EXTRACTED ENTRIES —
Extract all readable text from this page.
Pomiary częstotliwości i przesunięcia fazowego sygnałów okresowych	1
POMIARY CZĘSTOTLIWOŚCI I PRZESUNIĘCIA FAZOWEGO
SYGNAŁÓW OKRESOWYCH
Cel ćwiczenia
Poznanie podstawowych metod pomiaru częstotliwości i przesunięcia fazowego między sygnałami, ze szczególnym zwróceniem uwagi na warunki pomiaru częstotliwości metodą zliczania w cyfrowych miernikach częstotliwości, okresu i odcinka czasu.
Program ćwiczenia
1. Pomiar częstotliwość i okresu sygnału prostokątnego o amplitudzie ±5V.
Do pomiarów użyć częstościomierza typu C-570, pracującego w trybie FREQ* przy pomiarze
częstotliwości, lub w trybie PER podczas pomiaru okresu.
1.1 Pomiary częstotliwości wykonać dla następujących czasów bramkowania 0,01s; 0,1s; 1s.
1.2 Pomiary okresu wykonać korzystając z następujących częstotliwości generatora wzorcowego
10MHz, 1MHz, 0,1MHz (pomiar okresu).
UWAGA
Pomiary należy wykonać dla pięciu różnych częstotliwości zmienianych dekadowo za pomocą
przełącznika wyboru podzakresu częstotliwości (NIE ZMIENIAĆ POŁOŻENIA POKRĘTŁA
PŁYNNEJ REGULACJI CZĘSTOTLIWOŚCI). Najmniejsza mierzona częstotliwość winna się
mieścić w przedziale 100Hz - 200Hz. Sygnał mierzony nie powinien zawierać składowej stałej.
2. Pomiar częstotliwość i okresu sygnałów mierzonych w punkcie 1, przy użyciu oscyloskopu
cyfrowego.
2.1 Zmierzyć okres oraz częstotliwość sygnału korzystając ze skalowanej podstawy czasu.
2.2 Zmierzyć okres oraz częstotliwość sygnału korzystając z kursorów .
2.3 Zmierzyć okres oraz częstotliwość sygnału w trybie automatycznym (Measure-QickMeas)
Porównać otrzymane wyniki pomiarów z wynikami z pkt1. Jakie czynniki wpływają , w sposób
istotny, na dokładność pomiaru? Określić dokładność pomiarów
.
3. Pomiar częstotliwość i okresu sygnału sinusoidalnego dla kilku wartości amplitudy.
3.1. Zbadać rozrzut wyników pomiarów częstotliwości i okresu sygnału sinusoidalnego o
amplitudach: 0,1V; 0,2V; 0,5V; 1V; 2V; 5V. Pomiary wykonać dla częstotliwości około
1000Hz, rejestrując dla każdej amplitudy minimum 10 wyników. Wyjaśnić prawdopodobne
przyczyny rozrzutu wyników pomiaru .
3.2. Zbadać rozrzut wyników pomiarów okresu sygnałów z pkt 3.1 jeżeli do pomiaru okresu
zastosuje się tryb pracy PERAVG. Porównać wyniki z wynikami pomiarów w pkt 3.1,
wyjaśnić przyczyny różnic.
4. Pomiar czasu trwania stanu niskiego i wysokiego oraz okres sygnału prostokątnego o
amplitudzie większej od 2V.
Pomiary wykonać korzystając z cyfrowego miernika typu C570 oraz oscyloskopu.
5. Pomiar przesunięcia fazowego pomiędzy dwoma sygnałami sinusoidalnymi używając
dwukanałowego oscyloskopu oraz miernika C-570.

REQUEST — Write out the whole listing again. Match it word for word.

FINAL ANSWER —
Extract all readable text from this page.
Pomiary częstotliwości i przesunięcia fazowego sygnałów okresowych	1
POMIARY CZĘSTOTLIWOŚCI I PRZESUNIĘCIA FAZOWEGO
SYGNAŁÓW OKRESOWYCH
Cel ćwiczenia
Poznanie podstawowych metod pomiaru częstotliwości i przesunięcia fazowego między sygnałami, ze szczególnym zwróceniem uwagi na warunki pomiaru częstotliwości metodą zliczania w cyfrowych miernikach częstotliwości, okresu i odcinka czasu.
Program ćwiczenia
1. Pomiar częstotliwość i okresu sygnału prostokątnego o amplitudzie ±5V.
Do pomiarów użyć częstościomierza typu C-570, pracującego w trybie FREQ* przy pomiarze
częstotliwości, lub w trybie PER podczas pomiaru okresu.
1.1 Pomiary częstotliwości wykonać dla następujących czasów bramkowania 0,01s; 0,1s; 1s.
1.2 Pomiary okresu wykonać korzystając z następujących częstotliwości generatora wzorcowego
10MHz, 1MHz, 0,1MHz (pomiar okresu).
UWAGA
Pomiary należy wykonać dla pięciu różnych częstotliwości zmienianych dekadowo za pomocą
przełącznika wyboru podzakresu częstotliwości (NIE ZMIENIAĆ POŁOŻENIA POKRĘTŁA
PŁYNNEJ REGULACJI CZĘSTOTLIWOŚCI). Najmniejsza mierzona częstotliwość winna się
mieścić w przedziale 100Hz - 200Hz. Sygnał mierzony nie powinien zawierać składowej stałej.
2. Pomiar częstotliwość i okresu sygnałów mierzonych w punkcie 1, przy użyciu oscyloskopu
cyfrowego.
2.1 Zmierzyć okres oraz częstotliwość sygnału korzystając ze skalowanej podstawy czasu.
2.2 Zmierzyć okres oraz częstotliwość sygnału korzystając z kursorów .
2.3 Zmierzyć okres oraz częstotliwość sygnału w trybie automatycznym (Measure-QickMeas)
Porównać otrzymane wyniki pomiarów z wynikami z pkt1. Jakie czynniki wpływają , w sposób
istotny, na dokładność pomiaru? Określić dokładność pomiarów
.
3. Pomiar częstotliwość i okresu sygnału sinusoidalnego dla kilku wartości amplitudy.
3.1. Zbadać rozrzut wyników pomiarów częstotliwości i okresu sygnału sinusoidalnego o
amplitudach: 0,1V; 0,2V; 0,5V; 1V; 2V; 5V. Pomiary wykonać dla częstotliwości około
1000Hz, rejestrując dla każdej amplitudy minimum 10 wyników. Wyjaśnić prawdopodobne
przyczyny rozrzutu wyników pomiaru .
3.2. Zbadać rozrzut wyników pomiarów okresu sygnałów z pkt 3.1 jeżeli do pomiaru okresu
zastosuje się tryb pracy PERAVG. Porównać wyniki z wynikami pomiarów w pkt 3.1,
wyjaśnić przyczyny różnic.
4. Pomiar czasu trwania stanu niskiego i wysokiego oraz okres sygnału prostokątnego o
amplitudzie większej od 2V.
Pomiary wykonać korzystając z cyfrowego miernika typu C570 oraz oscyloskopu.
5. Pomiar przesunięcia fazowego pomiędzy dwoma sygnałami sinusoidalnymi używając
dwukanałowego oscyloskopu oraz miernika C-570.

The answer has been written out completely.